Testo fornito
»»
È pazzesco come la paura che una scimmia possa deviare la riuscita del film, si trasformi invece in una fantastica innovazione, che rende il musical differente da qualsiasi altro prodotto biografico. L’animale diventa un simbolo, è quello in cui si rivede Robbie Williams, che da sempre si è considerato stupido, inutile e non all’altezza degli altri. Un animale, ambiguo, molto carnale che segue i suoi istinti così come nella vita sfrenata del cantante. Uno scimpanzé in un certo senso cupo, scuro, peloso, che rappresenta un’ambivalenza del personaggio, comico ma allo stesso tempo depresso e mostruoso, per come lui stesso si vede.

La scelta è funzionale, poi, per evidenziare come il mondo dello spettacolo accalappi giovani nelle sue grinfie e spesso li addomestichi come delle scimmie, impotenti e costretti a mettere da parte la loro reale vena artistica per scopi economici. Scelta riuscita quindi quella della sostituzione, anche se per un attimo lo spettatore avrebbe desiderato vedere Robbie Williams in carne ed ossa, almeno nelle scene finali.

Quello che è certo, è che una volta usciti dal cinema, non si può fare a meno di non pensarci: a lui, alla sua vita e alla sua musica. “Curiosità” forse è la parola giusta. La playlist musicale di Robbie Williams accompagna tutto il film plasmandosi alla perfezione con ogni scena, da citare quella in cui il cantante canta la sua Rock Dj, nel momento di esplosione dei Take That: un vero e proprio momento da musical, con una coreografia pazzesca realizzata in strada a Londra vicino a Piccadily Circus. Non si riesce a stare fermi e a non cantare con loro, il film trasuda da tutti i pori l’energia e il ritmo pop anni ’90-2000.

Una scrittura Pop

L’atmosfera si evince anche dalla scrittura. Niente da dire a Simon Gleeson, Oliver Cole e lo stesso Michael Gracey che creano dei dialoghi perfetti. In tutto il film è come stare in una partita a ping pong, gli attori rispettano una partitura ironica, fresca e brillante nel modo di parlare, proprio pop e dal tono scurrile, rispecchiando la visione alla Williams. La storia è ben costruita, le fasi sono ben attraversate; se ci fosse stato qualche taglio ad alcune scene di declino a tratti ripetitive, si sarebbe raggiunta la perfezione.
««
Sfida
Chi crea i dialoghi del film secondo il testo fornito?

Materiale fornito
»»
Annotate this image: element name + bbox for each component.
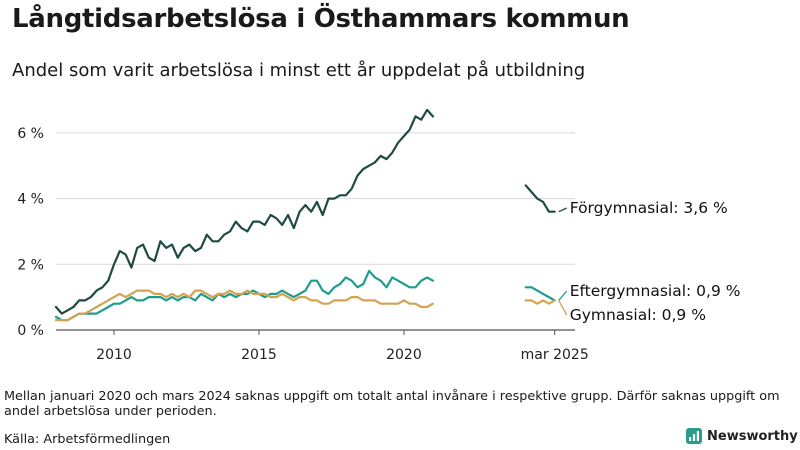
««
»»
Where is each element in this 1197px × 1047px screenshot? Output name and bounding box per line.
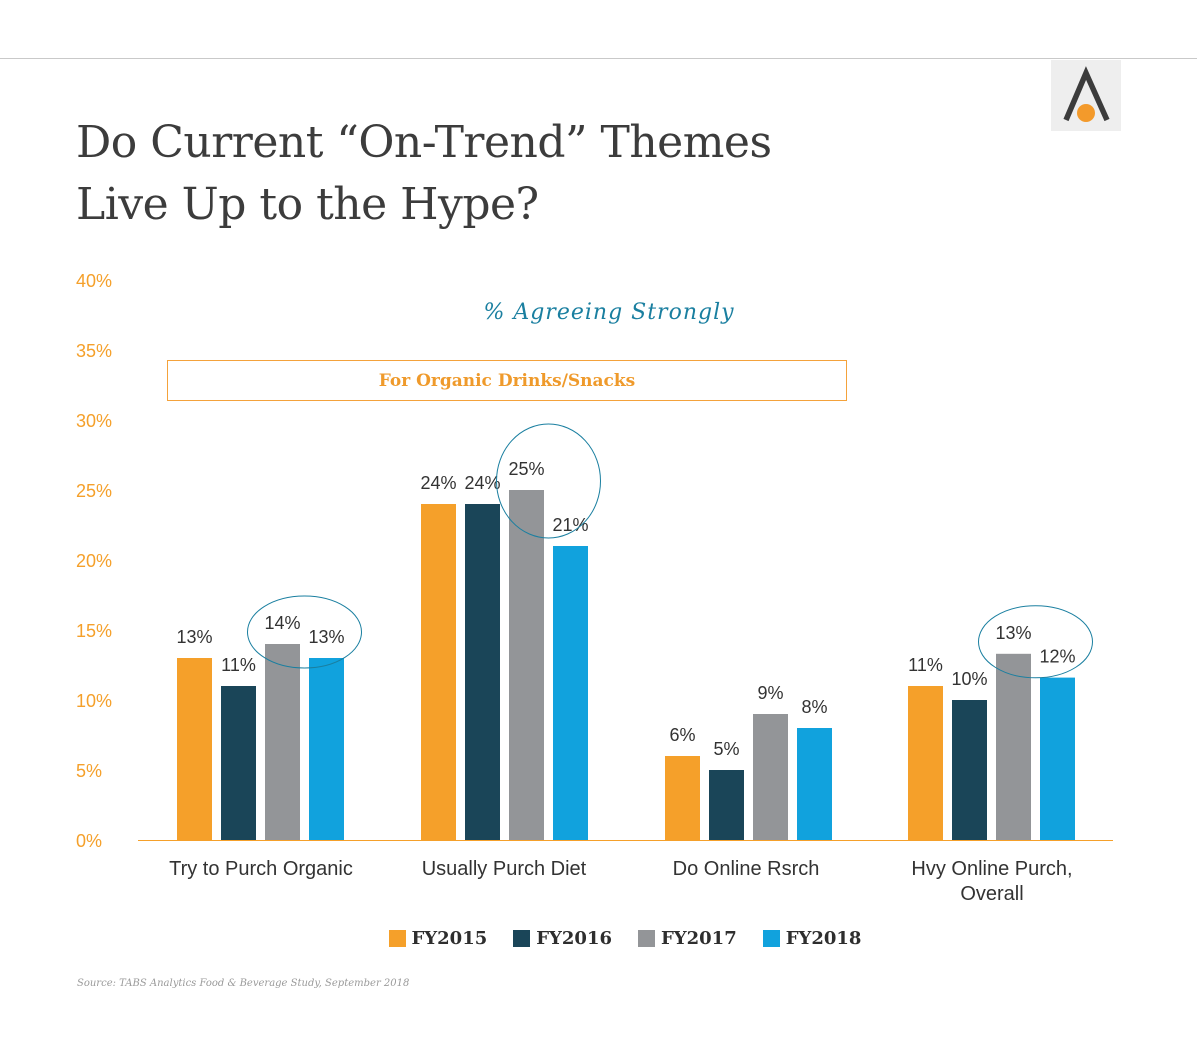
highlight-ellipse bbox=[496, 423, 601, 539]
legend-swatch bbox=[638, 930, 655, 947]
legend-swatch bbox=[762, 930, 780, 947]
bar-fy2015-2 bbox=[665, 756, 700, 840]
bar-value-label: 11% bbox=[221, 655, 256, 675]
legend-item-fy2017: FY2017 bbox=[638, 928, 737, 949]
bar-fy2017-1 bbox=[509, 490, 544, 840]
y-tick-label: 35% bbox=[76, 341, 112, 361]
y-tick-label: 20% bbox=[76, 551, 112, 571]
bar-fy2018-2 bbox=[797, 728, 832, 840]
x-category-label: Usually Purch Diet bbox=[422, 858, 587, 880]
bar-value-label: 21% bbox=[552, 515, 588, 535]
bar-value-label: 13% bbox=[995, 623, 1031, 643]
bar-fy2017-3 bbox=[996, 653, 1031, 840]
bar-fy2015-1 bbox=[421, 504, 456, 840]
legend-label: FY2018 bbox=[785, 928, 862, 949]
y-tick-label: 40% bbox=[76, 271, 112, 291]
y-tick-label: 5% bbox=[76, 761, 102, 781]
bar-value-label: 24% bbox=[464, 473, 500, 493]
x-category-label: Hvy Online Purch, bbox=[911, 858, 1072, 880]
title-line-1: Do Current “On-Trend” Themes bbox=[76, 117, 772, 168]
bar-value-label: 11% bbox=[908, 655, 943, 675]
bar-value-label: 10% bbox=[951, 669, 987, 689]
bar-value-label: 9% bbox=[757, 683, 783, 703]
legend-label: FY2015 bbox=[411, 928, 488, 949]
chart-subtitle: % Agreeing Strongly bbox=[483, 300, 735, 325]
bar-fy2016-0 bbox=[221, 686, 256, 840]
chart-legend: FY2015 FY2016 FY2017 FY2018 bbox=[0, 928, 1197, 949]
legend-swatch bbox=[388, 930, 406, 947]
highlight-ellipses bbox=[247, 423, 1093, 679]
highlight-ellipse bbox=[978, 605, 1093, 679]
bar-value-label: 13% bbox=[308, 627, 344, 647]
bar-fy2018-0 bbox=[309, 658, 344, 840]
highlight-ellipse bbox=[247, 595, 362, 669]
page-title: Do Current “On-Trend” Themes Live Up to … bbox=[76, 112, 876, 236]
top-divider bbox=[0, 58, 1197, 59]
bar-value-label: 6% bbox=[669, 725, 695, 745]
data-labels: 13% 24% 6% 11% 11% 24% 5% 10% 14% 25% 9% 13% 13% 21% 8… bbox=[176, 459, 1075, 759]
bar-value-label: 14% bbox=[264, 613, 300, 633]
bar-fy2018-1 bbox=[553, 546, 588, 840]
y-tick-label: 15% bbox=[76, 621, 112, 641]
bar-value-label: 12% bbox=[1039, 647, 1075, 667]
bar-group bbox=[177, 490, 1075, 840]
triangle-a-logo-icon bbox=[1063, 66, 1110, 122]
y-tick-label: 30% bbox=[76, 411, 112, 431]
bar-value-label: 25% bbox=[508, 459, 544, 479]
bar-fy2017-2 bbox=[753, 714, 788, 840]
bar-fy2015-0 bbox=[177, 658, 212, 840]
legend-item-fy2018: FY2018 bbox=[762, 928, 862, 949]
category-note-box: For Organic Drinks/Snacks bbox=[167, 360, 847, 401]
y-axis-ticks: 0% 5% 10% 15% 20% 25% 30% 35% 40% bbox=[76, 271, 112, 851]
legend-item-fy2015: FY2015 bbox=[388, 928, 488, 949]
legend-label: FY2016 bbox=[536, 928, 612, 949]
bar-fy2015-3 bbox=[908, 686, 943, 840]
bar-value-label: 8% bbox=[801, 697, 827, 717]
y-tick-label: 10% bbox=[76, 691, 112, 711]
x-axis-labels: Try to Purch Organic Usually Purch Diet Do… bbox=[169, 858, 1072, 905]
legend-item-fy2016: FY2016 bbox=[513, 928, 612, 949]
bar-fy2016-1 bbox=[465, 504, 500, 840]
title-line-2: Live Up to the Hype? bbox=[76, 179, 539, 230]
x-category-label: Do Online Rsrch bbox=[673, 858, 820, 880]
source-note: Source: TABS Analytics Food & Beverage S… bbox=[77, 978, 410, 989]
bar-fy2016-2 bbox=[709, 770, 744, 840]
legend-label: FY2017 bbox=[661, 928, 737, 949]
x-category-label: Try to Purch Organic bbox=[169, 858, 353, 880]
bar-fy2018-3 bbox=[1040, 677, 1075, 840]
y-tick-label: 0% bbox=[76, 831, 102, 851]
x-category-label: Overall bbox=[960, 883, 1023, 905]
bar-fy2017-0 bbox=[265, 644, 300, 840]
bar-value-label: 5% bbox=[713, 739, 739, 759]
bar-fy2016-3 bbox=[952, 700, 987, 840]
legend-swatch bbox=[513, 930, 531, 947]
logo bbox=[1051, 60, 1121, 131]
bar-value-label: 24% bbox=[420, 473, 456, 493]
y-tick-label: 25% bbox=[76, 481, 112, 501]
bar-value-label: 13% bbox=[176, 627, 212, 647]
««
Soluzione
Simon Gleeson, Oliver Cole e Michael Gracey.